» **Input material**
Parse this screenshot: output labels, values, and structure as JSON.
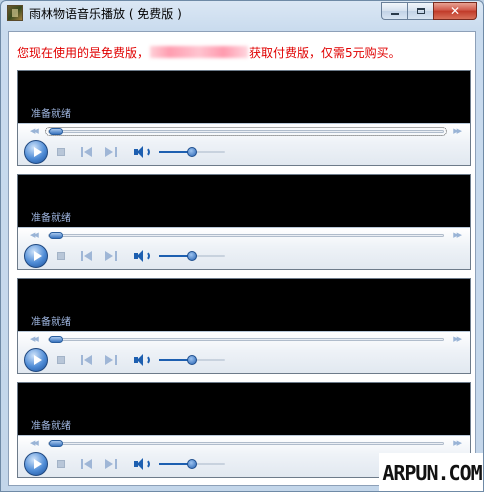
{
  "window": {
    "title": "雨林物语音乐播放 ( 免费版 )",
    "close_glyph": "✕"
  },
  "notice": {
    "prefix": "您现在使用的是免费版，",
    "suffix": "获取付费版，仅需5元购买。"
  },
  "players": [
    {
      "status": "准备就绪",
      "seek_progress": 0.0,
      "volume": 0.5
    },
    {
      "status": "准备就绪",
      "seek_progress": 0.0,
      "volume": 0.5
    },
    {
      "status": "准备就绪",
      "seek_progress": 0.0,
      "volume": 0.5
    },
    {
      "status": "准备就绪",
      "seek_progress": 0.0,
      "volume": 0.5
    }
  ],
  "seek_arrows": {
    "left": "◀◀",
    "right": "▶▶"
  },
  "watermark": {
    "text": "ARPUN.COM"
  },
  "colors": {
    "notice": "#e00000",
    "status": "#9fb6e0",
    "accent": "#1d5fb0"
  },
  "icons": [
    "app-icon",
    "play-icon",
    "stop-icon",
    "previous-icon",
    "next-icon",
    "speaker-icon"
  ]
}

» **Set problem**
Every line of the material is to be quoted exactly, with no pictures carried over.

» **Answer for this exercise**
Parse this screenshot: output labels, values, and structure as JSON.
{
  "window": {
    "title": "雨林物语音乐播放 ( 免费版 )",
    "close_glyph": "✕"
  },
  "notice": {
    "prefix": "您现在使用的是免费版，",
    "suffix": "获取付费版，仅需5元购买。"
  },
  "players": [
    {
      "status": "准备就绪",
      "seek_progress": 0.0,
      "volume": 0.5
    },
    {
      "status": "准备就绪",
      "seek_progress": 0.0,
      "volume": 0.5
    },
    {
      "status": "准备就绪",
      "seek_progress": 0.0,
      "volume": 0.5
    },
    {
      "status": "准备就绪",
      "seek_progress": 0.0,
      "volume": 0.5
    }
  ],
  "seek_arrows": {
    "left": "◀◀",
    "right": "▶▶"
  },
  "watermark": {
    "text": "ARPUN.COM"
  },
  "colors": {
    "notice": "#e00000",
    "status": "#9fb6e0",
    "accent": "#1d5fb0"
  },
  "icons": [
    "app-icon",
    "play-icon",
    "stop-icon",
    "previous-icon",
    "next-icon",
    "speaker-icon"
  ]
}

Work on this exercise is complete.